Figure data in JSON
------------------------------------------------

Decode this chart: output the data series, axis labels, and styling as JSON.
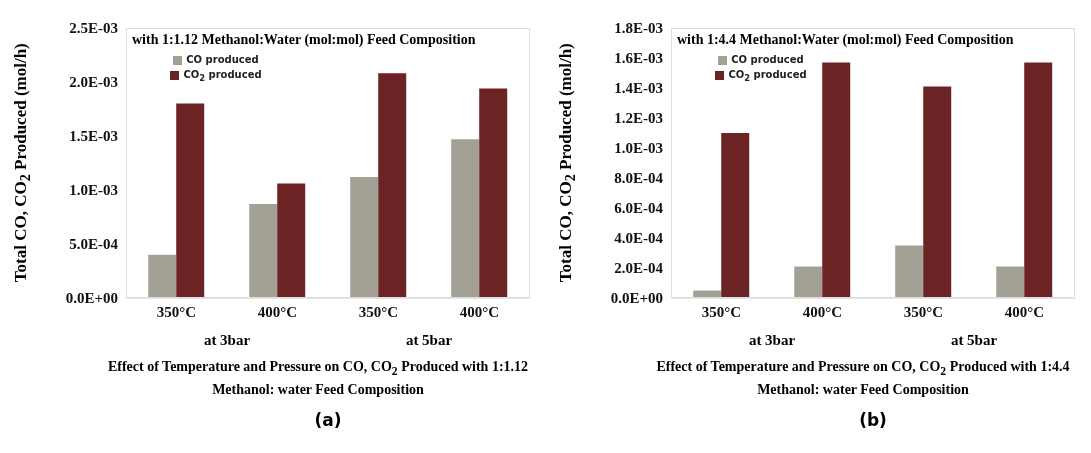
{
  "chart_data": [
    {
      "type": "bar",
      "title": "with 1:1.12 Methanol:Water (mol:mol) Feed Composition",
      "ylabel": "Total CO, CO$_{2}$ Produced (mol/h)",
      "xlabel": "Effect of Temperature and Pressure on CO, CO$_{2}$ Produced with 1:1.12 Methanol: water Feed Composition",
      "categories": [
        "350°C",
        "400°C",
        "350°C",
        "400°C"
      ],
      "series": [
        {
          "name": "CO produced",
          "color": "#a3a196",
          "values": [
            0.0004,
            0.00087,
            0.00112,
            0.00147
          ]
        },
        {
          "name": "CO$_{2}$ produced",
          "color": "#6b2324",
          "values": [
            0.0018,
            0.00106,
            0.00208,
            0.00194
          ]
        }
      ],
      "ylim": [
        0,
        0.0025
      ],
      "yticks": [
        {
          "value": 0,
          "label": "0.0E+00"
        },
        {
          "value": 0.0005,
          "label": "5.0E-04"
        },
        {
          "value": 0.001,
          "label": "1.0E-03"
        },
        {
          "value": 0.0015,
          "label": "1.5E-03"
        },
        {
          "value": 0.002,
          "label": "2.0E-03"
        },
        {
          "value": 0.0025,
          "label": "2.5E-03"
        }
      ],
      "legend": "top left",
      "grid": false,
      "annotations": [
        "at 3bar",
        "at 5bar",
        "(a)"
      ]
    },
    {
      "type": "bar",
      "title": "with 1:4.4 Methanol:Water (mol:mol) Feed Composition",
      "ylabel": "Total CO, CO$_{2}$ Produced (mol/h)",
      "xlabel": "Effect of Temperature and Pressure on CO, CO$_{2}$ Produced with 1:4.4 Methanol: water Feed Composition",
      "categories": [
        "350°C",
        "400°C",
        "350°C",
        "400°C"
      ],
      "series": [
        {
          "name": "CO produced",
          "color": "#a3a196",
          "values": [
            5e-05,
            0.00021,
            0.00035,
            0.00021
          ]
        },
        {
          "name": "CO$_{2}$ produced",
          "color": "#6b2324",
          "values": [
            0.0011,
            0.00157,
            0.00141,
            0.00157
          ]
        }
      ],
      "ylim": [
        0,
        0.0018
      ],
      "yticks": [
        {
          "value": 0,
          "label": "0.0E+00"
        },
        {
          "value": 0.0002,
          "label": "2.0E-04"
        },
        {
          "value": 0.0004,
          "label": "4.0E-04"
        },
        {
          "value": 0.0006,
          "label": "6.0E-04"
        },
        {
          "value": 0.0008,
          "label": "8.0E-04"
        },
        {
          "value": 0.001,
          "label": "1.0E-03"
        },
        {
          "value": 0.0012,
          "label": "1.2E-03"
        },
        {
          "value": 0.0014,
          "label": "1.4E-03"
        },
        {
          "value": 0.0016,
          "label": "1.6E-03"
        },
        {
          "value": 0.0018,
          "label": "1.8E-03"
        }
      ],
      "legend": "top left",
      "grid": false,
      "annotations": [
        "at 3bar",
        "at 5bar",
        "(b)"
      ]
    }
  ]
}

------------------------------------------------

### WHAT IS BEING ASKED
Report only the number of lines that hold the word "with".

### RESPONSE
4